Problem to solve: Reproduce every line of the material below, but drop the pictures.

(Dataset entries on figures)
---+---

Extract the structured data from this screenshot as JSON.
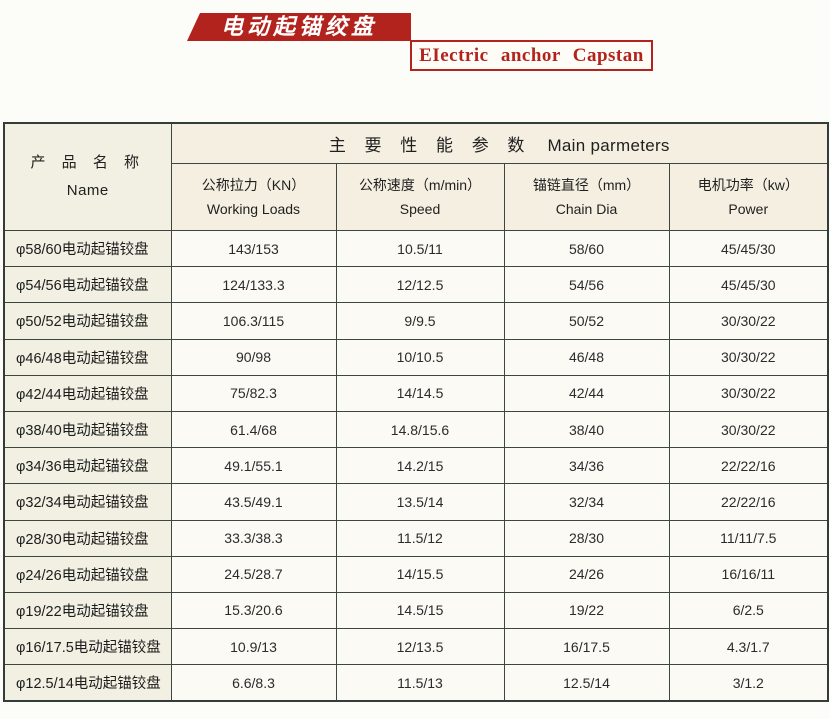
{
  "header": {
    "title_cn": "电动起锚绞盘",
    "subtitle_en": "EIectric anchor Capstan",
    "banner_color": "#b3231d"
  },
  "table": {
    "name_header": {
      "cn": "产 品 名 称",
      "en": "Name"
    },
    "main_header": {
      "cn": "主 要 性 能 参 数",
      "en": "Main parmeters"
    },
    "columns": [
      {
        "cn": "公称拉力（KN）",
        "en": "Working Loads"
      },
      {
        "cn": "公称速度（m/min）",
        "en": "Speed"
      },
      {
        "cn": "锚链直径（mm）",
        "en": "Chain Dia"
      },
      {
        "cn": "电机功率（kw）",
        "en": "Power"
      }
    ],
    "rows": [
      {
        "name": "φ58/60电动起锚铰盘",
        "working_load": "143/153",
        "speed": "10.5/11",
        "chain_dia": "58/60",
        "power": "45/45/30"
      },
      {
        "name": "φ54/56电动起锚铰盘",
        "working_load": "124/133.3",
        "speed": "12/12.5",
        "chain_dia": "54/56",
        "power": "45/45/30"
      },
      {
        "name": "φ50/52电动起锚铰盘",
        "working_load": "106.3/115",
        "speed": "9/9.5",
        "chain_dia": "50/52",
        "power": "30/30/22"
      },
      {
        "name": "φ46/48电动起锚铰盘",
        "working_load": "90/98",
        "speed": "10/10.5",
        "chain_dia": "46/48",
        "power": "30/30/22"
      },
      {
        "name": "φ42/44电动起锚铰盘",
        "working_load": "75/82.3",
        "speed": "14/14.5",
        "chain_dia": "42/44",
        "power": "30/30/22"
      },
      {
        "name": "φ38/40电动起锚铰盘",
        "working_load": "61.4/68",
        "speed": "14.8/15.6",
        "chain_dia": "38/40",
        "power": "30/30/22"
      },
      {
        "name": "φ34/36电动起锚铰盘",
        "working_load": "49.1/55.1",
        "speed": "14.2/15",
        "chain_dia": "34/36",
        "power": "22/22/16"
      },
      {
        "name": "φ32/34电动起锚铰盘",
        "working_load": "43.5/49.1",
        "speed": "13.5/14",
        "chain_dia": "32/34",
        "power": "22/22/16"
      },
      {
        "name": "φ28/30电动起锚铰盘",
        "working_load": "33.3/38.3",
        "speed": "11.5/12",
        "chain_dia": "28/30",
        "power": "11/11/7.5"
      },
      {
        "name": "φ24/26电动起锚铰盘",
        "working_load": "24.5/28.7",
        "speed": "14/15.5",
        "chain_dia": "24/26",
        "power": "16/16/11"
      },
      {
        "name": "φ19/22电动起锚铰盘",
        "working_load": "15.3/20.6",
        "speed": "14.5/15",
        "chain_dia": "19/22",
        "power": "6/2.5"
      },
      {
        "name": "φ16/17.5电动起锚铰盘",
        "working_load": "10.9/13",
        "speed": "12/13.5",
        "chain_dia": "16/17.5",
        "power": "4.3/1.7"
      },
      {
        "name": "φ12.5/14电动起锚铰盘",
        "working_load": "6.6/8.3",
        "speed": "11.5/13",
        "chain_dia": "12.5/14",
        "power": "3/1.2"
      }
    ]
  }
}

---+---

Solution:
Extract the structured data from this screenshot as JSON.
{
  "header": {
    "title_cn": "电动起锚绞盘",
    "subtitle_en": "EIectric anchor Capstan",
    "banner_color": "#b3231d"
  },
  "table": {
    "name_header": {
      "cn": "产 品 名 称",
      "en": "Name"
    },
    "main_header": {
      "cn": "主 要 性 能 参 数",
      "en": "Main parmeters"
    },
    "columns": [
      {
        "cn": "公称拉力（KN）",
        "en": "Working Loads"
      },
      {
        "cn": "公称速度（m/min）",
        "en": "Speed"
      },
      {
        "cn": "锚链直径（mm）",
        "en": "Chain Dia"
      },
      {
        "cn": "电机功率（kw）",
        "en": "Power"
      }
    ],
    "rows": [
      {
        "name": "φ58/60电动起锚铰盘",
        "working_load": "143/153",
        "speed": "10.5/11",
        "chain_dia": "58/60",
        "power": "45/45/30"
      },
      {
        "name": "φ54/56电动起锚铰盘",
        "working_load": "124/133.3",
        "speed": "12/12.5",
        "chain_dia": "54/56",
        "power": "45/45/30"
      },
      {
        "name": "φ50/52电动起锚铰盘",
        "working_load": "106.3/115",
        "speed": "9/9.5",
        "chain_dia": "50/52",
        "power": "30/30/22"
      },
      {
        "name": "φ46/48电动起锚铰盘",
        "working_load": "90/98",
        "speed": "10/10.5",
        "chain_dia": "46/48",
        "power": "30/30/22"
      },
      {
        "name": "φ42/44电动起锚铰盘",
        "working_load": "75/82.3",
        "speed": "14/14.5",
        "chain_dia": "42/44",
        "power": "30/30/22"
      },
      {
        "name": "φ38/40电动起锚铰盘",
        "working_load": "61.4/68",
        "speed": "14.8/15.6",
        "chain_dia": "38/40",
        "power": "30/30/22"
      },
      {
        "name": "φ34/36电动起锚铰盘",
        "working_load": "49.1/55.1",
        "speed": "14.2/15",
        "chain_dia": "34/36",
        "power": "22/22/16"
      },
      {
        "name": "φ32/34电动起锚铰盘",
        "working_load": "43.5/49.1",
        "speed": "13.5/14",
        "chain_dia": "32/34",
        "power": "22/22/16"
      },
      {
        "name": "φ28/30电动起锚铰盘",
        "working_load": "33.3/38.3",
        "speed": "11.5/12",
        "chain_dia": "28/30",
        "power": "11/11/7.5"
      },
      {
        "name": "φ24/26电动起锚铰盘",
        "working_load": "24.5/28.7",
        "speed": "14/15.5",
        "chain_dia": "24/26",
        "power": "16/16/11"
      },
      {
        "name": "φ19/22电动起锚铰盘",
        "working_load": "15.3/20.6",
        "speed": "14.5/15",
        "chain_dia": "19/22",
        "power": "6/2.5"
      },
      {
        "name": "φ16/17.5电动起锚铰盘",
        "working_load": "10.9/13",
        "speed": "12/13.5",
        "chain_dia": "16/17.5",
        "power": "4.3/1.7"
      },
      {
        "name": "φ12.5/14电动起锚铰盘",
        "working_load": "6.6/8.3",
        "speed": "11.5/13",
        "chain_dia": "12.5/14",
        "power": "3/1.2"
      }
    ]
  }
}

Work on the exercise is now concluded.